> To do
Take every line from the material that has the word "IEDMT" in it.

> Raw data
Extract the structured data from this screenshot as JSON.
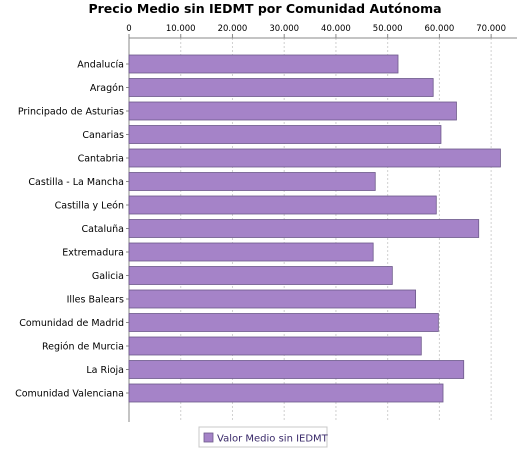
{
  "chart_data": {
    "type": "bar",
    "orientation": "horizontal",
    "title": "Precio Medio sin IEDMT por Comunidad Autónoma",
    "xlabel": "",
    "ylabel": "",
    "xlim": [
      0,
      75000
    ],
    "x_ticks": [
      0,
      10000,
      20000,
      30000,
      40000,
      50000,
      60000,
      70000
    ],
    "x_tick_labels": [
      "0",
      "10.000",
      "20.000",
      "30.000",
      "40.000",
      "50.000",
      "60.000",
      "70.000"
    ],
    "x_axis_position": "top",
    "grid": true,
    "legend_position": "bottom",
    "categories": [
      "Andalucía",
      "Aragón",
      "Principado de Asturias",
      "Canarias",
      "Cantabria",
      "Castilla - La Mancha",
      "Castilla y León",
      "Cataluña",
      "Extremadura",
      "Galicia",
      "Illes Balears",
      "Comunidad de Madrid",
      "Región de Murcia",
      "La Rioja",
      "Comunidad Valenciana"
    ],
    "series": [
      {
        "name": "Valor Medio sin IEDMT",
        "color": "#a583c8",
        "values": [
          52000,
          58800,
          63300,
          60300,
          71800,
          47600,
          59400,
          67600,
          47200,
          50900,
          55400,
          59800,
          56500,
          64700,
          60700
        ]
      }
    ]
  }
}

> Task result
    "title": "Precio Medio sin IEDMT por Comunidad Autónoma",
        "name": "Valor Medio sin IEDMT",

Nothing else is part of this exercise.